Write out the listing exactly as it is given.

[Saved entries]
####################
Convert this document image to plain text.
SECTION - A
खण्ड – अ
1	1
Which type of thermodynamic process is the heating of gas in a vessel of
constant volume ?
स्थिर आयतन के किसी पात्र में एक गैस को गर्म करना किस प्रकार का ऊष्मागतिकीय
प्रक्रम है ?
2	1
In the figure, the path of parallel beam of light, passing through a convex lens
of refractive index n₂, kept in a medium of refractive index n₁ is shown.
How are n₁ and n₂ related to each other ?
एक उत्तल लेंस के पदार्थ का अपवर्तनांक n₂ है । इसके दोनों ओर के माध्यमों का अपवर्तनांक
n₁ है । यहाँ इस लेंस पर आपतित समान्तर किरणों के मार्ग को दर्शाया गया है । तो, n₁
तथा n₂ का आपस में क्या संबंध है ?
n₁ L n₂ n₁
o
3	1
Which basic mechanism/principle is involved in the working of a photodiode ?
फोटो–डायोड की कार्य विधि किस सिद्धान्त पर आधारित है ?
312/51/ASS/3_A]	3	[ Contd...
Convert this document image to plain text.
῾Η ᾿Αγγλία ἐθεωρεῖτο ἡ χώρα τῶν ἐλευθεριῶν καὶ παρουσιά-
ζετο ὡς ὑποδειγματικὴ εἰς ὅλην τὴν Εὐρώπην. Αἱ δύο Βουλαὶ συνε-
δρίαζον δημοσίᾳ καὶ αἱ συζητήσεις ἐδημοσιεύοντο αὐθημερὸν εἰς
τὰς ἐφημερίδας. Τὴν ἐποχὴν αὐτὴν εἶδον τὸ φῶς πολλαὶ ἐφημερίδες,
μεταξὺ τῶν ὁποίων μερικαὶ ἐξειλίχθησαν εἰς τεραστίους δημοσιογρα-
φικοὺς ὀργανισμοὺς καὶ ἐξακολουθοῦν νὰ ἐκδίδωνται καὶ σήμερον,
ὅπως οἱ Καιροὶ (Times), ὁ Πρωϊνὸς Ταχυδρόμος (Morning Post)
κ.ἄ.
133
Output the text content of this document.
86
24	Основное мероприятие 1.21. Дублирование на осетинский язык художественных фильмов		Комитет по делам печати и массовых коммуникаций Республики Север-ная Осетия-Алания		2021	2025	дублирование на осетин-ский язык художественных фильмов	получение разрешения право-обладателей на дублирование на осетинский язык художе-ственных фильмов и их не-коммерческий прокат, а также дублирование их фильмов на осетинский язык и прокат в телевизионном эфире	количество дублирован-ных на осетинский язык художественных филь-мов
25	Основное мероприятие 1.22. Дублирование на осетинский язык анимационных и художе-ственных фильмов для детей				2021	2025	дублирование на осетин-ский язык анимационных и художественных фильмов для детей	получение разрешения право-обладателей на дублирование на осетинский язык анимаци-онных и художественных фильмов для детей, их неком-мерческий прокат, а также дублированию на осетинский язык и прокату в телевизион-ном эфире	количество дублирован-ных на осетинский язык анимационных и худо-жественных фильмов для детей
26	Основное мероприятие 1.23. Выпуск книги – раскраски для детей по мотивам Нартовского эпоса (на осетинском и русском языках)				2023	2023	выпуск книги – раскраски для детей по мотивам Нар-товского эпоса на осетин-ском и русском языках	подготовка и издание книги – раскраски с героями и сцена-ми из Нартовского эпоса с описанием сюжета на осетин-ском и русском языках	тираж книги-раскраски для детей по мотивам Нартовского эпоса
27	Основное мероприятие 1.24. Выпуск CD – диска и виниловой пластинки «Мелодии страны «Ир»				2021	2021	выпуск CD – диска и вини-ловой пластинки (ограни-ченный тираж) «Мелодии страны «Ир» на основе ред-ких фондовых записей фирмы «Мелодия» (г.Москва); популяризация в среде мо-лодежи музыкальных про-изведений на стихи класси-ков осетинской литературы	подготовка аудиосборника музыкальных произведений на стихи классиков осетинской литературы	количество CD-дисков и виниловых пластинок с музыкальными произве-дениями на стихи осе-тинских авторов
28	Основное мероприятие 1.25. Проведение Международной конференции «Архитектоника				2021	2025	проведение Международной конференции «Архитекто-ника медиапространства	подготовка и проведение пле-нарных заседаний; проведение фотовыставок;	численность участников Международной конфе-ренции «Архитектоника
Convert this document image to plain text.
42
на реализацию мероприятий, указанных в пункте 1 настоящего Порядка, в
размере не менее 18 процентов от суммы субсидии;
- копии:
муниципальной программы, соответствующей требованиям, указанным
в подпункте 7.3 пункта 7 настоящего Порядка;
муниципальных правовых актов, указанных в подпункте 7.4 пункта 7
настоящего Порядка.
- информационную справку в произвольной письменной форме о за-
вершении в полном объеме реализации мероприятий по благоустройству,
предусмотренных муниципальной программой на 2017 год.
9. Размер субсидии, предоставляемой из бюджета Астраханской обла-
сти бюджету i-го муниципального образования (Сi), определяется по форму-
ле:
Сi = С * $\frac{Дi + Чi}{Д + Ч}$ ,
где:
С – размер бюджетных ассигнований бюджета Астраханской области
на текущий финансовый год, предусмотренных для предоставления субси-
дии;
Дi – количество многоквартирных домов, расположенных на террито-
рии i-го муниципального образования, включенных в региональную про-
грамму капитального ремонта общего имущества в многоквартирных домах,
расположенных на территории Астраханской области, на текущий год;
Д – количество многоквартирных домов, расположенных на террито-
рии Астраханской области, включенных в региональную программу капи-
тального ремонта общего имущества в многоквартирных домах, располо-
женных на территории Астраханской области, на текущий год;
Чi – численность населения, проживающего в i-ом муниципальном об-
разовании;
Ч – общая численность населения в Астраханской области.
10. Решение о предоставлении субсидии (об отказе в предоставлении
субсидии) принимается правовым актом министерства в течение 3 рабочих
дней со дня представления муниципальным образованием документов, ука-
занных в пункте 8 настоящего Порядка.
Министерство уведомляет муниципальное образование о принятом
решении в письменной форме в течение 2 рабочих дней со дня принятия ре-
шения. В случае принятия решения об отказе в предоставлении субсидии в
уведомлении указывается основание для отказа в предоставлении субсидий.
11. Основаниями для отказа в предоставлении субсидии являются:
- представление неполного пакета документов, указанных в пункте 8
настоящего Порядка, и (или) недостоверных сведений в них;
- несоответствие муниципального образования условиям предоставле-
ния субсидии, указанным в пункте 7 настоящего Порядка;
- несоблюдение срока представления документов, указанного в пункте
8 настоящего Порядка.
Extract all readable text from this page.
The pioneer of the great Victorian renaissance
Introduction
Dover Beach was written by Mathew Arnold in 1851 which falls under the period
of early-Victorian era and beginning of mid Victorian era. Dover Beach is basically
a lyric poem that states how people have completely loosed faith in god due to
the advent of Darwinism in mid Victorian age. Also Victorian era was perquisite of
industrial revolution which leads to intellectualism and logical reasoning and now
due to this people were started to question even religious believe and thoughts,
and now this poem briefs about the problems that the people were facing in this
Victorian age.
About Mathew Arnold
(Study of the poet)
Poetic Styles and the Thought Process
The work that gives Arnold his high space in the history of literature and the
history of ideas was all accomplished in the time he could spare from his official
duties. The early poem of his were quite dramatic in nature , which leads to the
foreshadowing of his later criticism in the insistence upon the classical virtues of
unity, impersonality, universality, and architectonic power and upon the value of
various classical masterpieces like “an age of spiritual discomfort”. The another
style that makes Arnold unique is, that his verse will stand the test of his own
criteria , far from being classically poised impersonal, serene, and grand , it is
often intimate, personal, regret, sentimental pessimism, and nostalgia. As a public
####################
| FINISHED TASK |
Convert this document image to plain text.
SECTION - A
खण्ड – अ
1	1
Which type of thermodynamic process is the heating of gas in a vessel of
constant volume ?
स्थिर आयतन के किसी पात्र में एक गैस को गर्म करना किस प्रकार का ऊष्मागतिकीय
प्रक्रम है ?
2	1
In the figure, the path of parallel beam of light, passing through a convex lens
of refractive index n₂, kept in a medium of refractive index n₁ is shown.
How are n₁ and n₂ related to each other ?
एक उत्तल लेंस के पदार्थ का अपवर्तनांक n₂ है । इसके दोनों ओर के माध्यमों का अपवर्तनांक
n₁ है । यहाँ इस लेंस पर आपतित समान्तर किरणों के मार्ग को दर्शाया गया है । तो, n₁
तथा n₂ का आपस में क्या संबंध है ?
n₁ L n₂ n₁
o
3	1
Which basic mechanism/principle is involved in the working of a photodiode ?
फोटो–डायोड की कार्य विधि किस सिद्धान्त पर आधारित है ?
312/51/ASS/3_A]	3	[ Contd...
Convert this document image to plain text.
῾Η ᾿Αγγλία ἐθεωρεῖτο ἡ χώρα τῶν ἐλευθεριῶν καὶ παρουσιά-
ζετο ὡς ὑποδειγματικὴ εἰς ὅλην τὴν Εὐρώπην. Αἱ δύο Βουλαὶ συνε-
δρίαζον δημοσίᾳ καὶ αἱ συζητήσεις ἐδημοσιεύοντο αὐθημερὸν εἰς
τὰς ἐφημερίδας. Τὴν ἐποχὴν αὐτὴν εἶδον τὸ φῶς πολλαὶ ἐφημερίδες,
μεταξὺ τῶν ὁποίων μερικαὶ ἐξειλίχθησαν εἰς τεραστίους δημοσιογρα-
φικοὺς ὀργανισμοὺς καὶ ἐξακολουθοῦν νὰ ἐκδίδωνται καὶ σήμερον,
ὅπως οἱ Καιροὶ (Times), ὁ Πρωϊνὸς Ταχυδρόμος (Morning Post)
κ.ἄ.
133
Output the text content of this document.
86
24	Основное мероприятие 1.21. Дублирование на осетинский язык художественных фильмов		Комитет по делам печати и массовых коммуникаций Республики Север-ная Осетия-Алания		2021	2025	дублирование на осетин-ский язык художественных фильмов	получение разрешения право-обладателей на дублирование на осетинский язык художе-ственных фильмов и их не-коммерческий прокат, а также дублирование их фильмов на осетинский язык и прокат в телевизионном эфире	количество дублирован-ных на осетинский язык художественных филь-мов
25	Основное мероприятие 1.22. Дублирование на осетинский язык анимационных и художе-ственных фильмов для детей				2021	2025	дублирование на осетин-ский язык анимационных и художественных фильмов для детей	получение разрешения право-обладателей на дублирование на осетинский язык анимаци-онных и художественных фильмов для детей, их неком-мерческий прокат, а также дублированию на осетинский язык и прокату в телевизион-ном эфире	количество дублирован-ных на осетинский язык анимационных и худо-жественных фильмов для детей
26	Основное мероприятие 1.23. Выпуск книги – раскраски для детей по мотивам Нартовского эпоса (на осетинском и русском языках)				2023	2023	выпуск книги – раскраски для детей по мотивам Нар-товского эпоса на осетин-ском и русском языках	подготовка и издание книги – раскраски с героями и сцена-ми из Нартовского эпоса с описанием сюжета на осетин-ском и русском языках	тираж книги-раскраски для детей по мотивам Нартовского эпоса
27	Основное мероприятие 1.24. Выпуск CD – диска и виниловой пластинки «Мелодии страны «Ир»				2021	2021	выпуск CD – диска и вини-ловой пластинки (ограни-ченный тираж) «Мелодии страны «Ир» на основе ред-ких фондовых записей фирмы «Мелодия» (г.Москва); популяризация в среде мо-лодежи музыкальных про-изведений на стихи класси-ков осетинской литературы	подготовка аудиосборника музыкальных произведений на стихи классиков осетинской литературы	количество CD-дисков и виниловых пластинок с музыкальными произве-дениями на стихи осе-тинских авторов
28	Основное мероприятие 1.25. Проведение Международной конференции «Архитектоника				2021	2025	проведение Международной конференции «Архитекто-ника медиапространства	подготовка и проведение пле-нарных заседаний; проведение фотовыставок;	численность участников Международной конфе-ренции «Архитектоника
Convert this document image to plain text.
42
на реализацию мероприятий, указанных в пункте 1 настоящего Порядка, в
размере не менее 18 процентов от суммы субсидии;
- копии:
муниципальной программы, соответствующей требованиям, указанным
в подпункте 7.3 пункта 7 настоящего Порядка;
муниципальных правовых актов, указанных в подпункте 7.4 пункта 7
настоящего Порядка.
- информационную справку в произвольной письменной форме о за-
вершении в полном объеме реализации мероприятий по благоустройству,
предусмотренных муниципальной программой на 2017 год.
9. Размер субсидии, предоставляемой из бюджета Астраханской обла-
сти бюджету i-го муниципального образования (Сi), определяется по форму-
ле:
Сi = С * $\frac{Дi + Чi}{Д + Ч}$ ,
где:
С – размер бюджетных ассигнований бюджета Астраханской области
на текущий финансовый год, предусмотренных для предоставления субси-
дии;
Дi – количество многоквартирных домов, расположенных на террито-
рии i-го муниципального образования, включенных в региональную про-
грамму капитального ремонта общего имущества в многоквартирных домах,
расположенных на территории Астраханской области, на текущий год;
Д – количество многоквартирных домов, расположенных на террито-
рии Астраханской области, включенных в региональную программу капи-
тального ремонта общего имущества в многоквартирных домах, располо-
женных на территории Астраханской области, на текущий год;
Чi – численность населения, проживающего в i-ом муниципальном об-
разовании;
Ч – общая численность населения в Астраханской области.
10. Решение о предоставлении субсидии (об отказе в предоставлении
субсидии) принимается правовым актом министерства в течение 3 рабочих
дней со дня представления муниципальным образованием документов, ука-
занных в пункте 8 настоящего Порядка.
Министерство уведомляет муниципальное образование о принятом
решении в письменной форме в течение 2 рабочих дней со дня принятия ре-
шения. В случае принятия решения об отказе в предоставлении субсидии в
уведомлении указывается основание для отказа в предоставлении субсидий.
11. Основаниями для отказа в предоставлении субсидии являются:
- представление неполного пакета документов, указанных в пункте 8
настоящего Порядка, и (или) недостоверных сведений в них;
- несоответствие муниципального образования условиям предоставле-
ния субсидии, указанным в пункте 7 настоящего Порядка;
- несоблюдение срока представления документов, указанного в пункте
8 настоящего Порядка.
Extract all readable text from this page.
The pioneer of the great Victorian renaissance
Introduction
Dover Beach was written by Mathew Arnold in 1851 which falls under the period
of early-Victorian era and beginning of mid Victorian era. Dover Beach is basically
a lyric poem that states how people have completely loosed faith in god due to
the advent of Darwinism in mid Victorian age. Also Victorian era was perquisite of
industrial revolution which leads to intellectualism and logical reasoning and now
due to this people were started to question even religious believe and thoughts,
and now this poem briefs about the problems that the people were facing in this
Victorian age.
About Mathew Arnold
(Study of the poet)
Poetic Styles and the Thought Process
The work that gives Arnold his high space in the history of literature and the
history of ideas was all accomplished in the time he could spare from his official
duties. The early poem of his were quite dramatic in nature , which leads to the
foreshadowing of his later criticism in the insistence upon the classical virtues of
unity, impersonality, universality, and architectonic power and upon the value of
various classical masterpieces like “an age of spiritual discomfort”. The another
style that makes Arnold unique is, that his verse will stand the test of his own
criteria , far from being classically poised impersonal, serene, and grand , it is
often intimate, personal, regret, sentimental pessimism, and nostalgia. As a public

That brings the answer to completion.